[Start Input]

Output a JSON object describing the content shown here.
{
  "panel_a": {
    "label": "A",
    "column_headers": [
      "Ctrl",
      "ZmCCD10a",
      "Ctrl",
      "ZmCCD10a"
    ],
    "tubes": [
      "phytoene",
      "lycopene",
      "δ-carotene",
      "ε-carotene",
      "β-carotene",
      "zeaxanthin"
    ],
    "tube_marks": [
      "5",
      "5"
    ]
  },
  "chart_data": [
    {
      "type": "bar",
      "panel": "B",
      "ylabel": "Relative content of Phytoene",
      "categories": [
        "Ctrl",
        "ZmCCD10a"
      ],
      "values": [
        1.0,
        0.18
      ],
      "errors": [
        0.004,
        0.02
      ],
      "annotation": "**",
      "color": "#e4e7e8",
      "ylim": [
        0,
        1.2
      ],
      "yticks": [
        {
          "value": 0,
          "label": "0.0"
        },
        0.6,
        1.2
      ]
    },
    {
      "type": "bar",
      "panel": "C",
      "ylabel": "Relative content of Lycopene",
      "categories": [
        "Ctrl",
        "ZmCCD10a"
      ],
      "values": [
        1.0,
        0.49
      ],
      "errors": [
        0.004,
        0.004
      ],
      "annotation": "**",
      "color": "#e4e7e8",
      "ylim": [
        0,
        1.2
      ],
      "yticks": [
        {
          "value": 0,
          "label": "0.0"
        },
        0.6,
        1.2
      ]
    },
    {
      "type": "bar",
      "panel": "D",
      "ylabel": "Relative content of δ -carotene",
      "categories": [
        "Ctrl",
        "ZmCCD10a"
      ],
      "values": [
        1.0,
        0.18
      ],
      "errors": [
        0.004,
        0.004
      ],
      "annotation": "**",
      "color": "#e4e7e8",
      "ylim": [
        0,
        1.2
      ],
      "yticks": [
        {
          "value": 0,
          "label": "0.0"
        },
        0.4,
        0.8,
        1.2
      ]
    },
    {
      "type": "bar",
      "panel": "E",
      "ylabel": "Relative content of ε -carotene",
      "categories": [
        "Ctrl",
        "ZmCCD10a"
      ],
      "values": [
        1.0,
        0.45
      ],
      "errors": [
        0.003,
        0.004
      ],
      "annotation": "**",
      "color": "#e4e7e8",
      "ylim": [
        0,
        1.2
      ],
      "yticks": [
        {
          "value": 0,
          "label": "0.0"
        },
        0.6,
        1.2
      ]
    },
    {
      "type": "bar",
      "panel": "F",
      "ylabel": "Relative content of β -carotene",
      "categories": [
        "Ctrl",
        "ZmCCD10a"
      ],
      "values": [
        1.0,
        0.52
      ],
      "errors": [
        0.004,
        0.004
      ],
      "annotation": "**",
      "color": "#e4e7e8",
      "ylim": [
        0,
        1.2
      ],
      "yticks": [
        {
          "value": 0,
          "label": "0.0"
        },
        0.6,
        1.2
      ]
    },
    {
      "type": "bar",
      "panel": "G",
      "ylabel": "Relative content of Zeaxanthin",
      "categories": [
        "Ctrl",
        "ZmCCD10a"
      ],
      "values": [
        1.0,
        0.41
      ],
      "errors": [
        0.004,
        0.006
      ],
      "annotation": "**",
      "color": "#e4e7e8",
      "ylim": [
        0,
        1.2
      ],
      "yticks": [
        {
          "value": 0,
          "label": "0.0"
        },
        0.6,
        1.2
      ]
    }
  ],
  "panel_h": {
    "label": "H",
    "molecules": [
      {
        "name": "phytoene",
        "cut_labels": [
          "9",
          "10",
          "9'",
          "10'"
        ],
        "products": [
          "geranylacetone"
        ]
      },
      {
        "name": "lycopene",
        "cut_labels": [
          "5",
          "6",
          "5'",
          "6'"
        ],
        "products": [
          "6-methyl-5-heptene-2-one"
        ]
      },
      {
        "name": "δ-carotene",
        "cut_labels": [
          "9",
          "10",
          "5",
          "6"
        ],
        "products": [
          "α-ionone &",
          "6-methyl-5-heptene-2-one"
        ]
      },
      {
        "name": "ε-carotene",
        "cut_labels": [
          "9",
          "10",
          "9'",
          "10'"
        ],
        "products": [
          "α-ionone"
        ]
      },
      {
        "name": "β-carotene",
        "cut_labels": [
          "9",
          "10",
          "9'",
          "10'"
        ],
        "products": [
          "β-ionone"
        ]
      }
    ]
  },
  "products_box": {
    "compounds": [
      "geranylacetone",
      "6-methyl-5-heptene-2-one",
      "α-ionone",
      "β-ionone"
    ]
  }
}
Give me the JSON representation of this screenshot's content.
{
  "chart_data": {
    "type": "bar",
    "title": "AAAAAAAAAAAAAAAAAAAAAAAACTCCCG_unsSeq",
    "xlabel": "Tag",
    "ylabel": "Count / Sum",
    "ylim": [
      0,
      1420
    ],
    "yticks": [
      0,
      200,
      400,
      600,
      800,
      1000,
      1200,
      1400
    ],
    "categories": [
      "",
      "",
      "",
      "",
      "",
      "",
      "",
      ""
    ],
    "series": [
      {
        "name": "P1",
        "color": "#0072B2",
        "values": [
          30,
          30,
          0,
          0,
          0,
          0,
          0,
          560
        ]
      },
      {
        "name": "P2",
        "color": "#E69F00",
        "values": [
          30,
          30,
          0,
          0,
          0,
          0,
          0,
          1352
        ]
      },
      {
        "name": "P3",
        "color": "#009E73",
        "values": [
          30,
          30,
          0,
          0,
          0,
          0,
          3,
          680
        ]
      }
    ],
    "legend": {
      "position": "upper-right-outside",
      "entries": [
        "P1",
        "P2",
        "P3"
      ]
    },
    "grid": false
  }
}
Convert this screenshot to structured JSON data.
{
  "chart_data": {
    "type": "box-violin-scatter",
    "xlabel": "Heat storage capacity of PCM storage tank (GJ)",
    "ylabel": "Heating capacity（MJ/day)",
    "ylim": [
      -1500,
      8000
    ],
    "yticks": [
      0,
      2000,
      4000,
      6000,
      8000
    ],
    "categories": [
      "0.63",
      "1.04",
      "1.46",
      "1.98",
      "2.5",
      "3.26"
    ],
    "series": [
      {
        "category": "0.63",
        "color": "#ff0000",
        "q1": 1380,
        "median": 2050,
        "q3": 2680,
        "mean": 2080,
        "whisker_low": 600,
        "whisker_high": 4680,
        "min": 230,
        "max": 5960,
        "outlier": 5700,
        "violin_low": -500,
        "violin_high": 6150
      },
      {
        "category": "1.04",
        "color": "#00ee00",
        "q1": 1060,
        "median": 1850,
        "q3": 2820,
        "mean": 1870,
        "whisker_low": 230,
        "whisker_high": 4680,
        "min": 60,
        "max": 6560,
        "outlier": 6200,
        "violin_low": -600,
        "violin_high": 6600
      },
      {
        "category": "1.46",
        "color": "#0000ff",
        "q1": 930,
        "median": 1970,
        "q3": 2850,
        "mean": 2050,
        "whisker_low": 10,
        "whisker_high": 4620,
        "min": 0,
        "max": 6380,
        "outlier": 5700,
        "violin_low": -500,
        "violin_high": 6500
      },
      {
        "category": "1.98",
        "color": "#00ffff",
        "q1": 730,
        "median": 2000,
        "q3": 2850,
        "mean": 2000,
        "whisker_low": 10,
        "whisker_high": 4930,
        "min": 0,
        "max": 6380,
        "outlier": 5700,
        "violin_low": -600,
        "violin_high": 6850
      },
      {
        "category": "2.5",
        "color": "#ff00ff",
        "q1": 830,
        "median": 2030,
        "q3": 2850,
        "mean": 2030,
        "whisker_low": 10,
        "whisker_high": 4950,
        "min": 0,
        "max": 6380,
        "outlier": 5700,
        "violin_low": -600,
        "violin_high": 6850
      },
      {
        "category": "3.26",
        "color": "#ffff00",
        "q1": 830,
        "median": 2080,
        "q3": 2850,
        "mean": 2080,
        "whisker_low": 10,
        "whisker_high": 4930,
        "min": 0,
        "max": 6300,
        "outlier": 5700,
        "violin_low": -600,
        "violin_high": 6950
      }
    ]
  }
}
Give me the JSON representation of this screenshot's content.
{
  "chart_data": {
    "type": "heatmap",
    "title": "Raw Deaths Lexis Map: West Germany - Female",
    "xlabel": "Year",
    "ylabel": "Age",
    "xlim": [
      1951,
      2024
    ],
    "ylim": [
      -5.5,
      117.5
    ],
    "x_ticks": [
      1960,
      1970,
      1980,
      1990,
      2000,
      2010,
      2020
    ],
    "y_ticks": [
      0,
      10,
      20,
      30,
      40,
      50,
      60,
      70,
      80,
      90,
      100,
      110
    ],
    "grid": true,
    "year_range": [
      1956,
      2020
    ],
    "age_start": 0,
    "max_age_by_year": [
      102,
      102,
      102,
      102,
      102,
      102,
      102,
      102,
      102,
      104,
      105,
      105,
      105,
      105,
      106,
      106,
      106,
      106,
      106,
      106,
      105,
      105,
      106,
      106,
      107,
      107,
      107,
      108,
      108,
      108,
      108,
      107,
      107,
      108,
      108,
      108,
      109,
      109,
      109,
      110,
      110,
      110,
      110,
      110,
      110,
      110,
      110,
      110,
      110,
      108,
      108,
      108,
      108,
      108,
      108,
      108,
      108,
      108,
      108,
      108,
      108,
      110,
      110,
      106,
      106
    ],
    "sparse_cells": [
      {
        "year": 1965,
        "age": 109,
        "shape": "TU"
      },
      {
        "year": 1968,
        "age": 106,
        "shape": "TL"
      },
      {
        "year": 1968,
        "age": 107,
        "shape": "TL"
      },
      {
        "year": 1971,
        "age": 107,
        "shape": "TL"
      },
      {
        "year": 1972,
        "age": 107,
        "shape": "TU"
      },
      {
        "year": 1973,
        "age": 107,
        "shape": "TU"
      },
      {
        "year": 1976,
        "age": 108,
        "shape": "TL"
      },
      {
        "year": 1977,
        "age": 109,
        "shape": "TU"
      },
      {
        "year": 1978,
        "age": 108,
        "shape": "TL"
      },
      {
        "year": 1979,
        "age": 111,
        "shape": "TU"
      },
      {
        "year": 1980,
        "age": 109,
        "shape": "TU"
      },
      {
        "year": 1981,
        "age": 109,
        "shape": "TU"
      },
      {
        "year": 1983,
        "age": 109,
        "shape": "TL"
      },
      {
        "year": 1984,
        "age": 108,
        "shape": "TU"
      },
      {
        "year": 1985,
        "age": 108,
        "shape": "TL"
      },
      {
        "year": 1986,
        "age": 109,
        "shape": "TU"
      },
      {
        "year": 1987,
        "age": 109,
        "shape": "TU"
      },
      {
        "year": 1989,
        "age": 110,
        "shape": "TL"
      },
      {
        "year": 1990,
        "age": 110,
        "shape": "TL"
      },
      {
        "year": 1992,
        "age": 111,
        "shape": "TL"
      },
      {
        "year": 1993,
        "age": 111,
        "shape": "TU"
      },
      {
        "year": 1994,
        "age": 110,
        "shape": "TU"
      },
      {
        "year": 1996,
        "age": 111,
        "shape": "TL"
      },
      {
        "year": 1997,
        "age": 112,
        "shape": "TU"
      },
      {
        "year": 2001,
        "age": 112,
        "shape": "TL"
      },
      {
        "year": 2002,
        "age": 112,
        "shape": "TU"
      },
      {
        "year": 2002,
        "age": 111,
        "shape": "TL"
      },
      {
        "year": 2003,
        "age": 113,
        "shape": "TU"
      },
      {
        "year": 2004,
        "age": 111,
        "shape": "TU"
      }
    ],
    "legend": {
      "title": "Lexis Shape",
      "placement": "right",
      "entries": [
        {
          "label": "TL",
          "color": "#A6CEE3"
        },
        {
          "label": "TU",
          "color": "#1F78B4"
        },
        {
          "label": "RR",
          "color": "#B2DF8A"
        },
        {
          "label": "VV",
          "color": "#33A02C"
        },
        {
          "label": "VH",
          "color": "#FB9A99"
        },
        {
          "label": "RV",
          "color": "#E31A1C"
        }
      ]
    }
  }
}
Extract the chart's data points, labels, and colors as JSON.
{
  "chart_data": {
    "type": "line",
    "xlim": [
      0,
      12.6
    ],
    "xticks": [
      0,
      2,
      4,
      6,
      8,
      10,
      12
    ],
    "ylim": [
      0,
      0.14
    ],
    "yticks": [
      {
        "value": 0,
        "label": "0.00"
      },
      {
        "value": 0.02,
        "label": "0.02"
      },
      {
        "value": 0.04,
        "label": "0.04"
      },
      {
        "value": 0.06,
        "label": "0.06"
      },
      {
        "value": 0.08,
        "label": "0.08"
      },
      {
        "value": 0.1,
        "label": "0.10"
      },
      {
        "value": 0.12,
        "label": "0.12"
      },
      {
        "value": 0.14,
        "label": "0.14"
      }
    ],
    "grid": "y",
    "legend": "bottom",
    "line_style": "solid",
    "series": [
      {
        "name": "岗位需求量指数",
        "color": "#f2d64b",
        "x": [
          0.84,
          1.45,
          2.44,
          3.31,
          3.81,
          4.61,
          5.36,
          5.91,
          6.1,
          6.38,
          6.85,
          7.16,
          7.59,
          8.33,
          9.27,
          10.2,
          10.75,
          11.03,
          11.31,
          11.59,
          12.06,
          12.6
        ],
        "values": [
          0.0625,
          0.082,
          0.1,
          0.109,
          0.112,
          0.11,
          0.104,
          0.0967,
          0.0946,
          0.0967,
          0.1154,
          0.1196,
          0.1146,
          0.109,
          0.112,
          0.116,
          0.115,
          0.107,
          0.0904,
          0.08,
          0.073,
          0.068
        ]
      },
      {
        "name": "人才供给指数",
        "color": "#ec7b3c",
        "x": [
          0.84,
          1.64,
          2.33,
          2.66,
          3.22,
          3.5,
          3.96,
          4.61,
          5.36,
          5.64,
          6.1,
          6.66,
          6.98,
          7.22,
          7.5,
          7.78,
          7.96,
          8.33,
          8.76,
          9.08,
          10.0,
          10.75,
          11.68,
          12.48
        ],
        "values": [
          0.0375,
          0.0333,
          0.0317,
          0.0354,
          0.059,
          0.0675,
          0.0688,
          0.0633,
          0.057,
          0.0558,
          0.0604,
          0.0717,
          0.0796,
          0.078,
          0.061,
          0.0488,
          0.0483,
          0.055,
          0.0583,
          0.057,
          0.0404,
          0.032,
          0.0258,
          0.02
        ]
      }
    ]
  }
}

[End Input]

Copy every line of the entries above in which "Lexis" occurs.

Output of the exercise
    "title": "Raw Deaths Lexis Map: West Germany - Female",
      "title": "Lexis Shape",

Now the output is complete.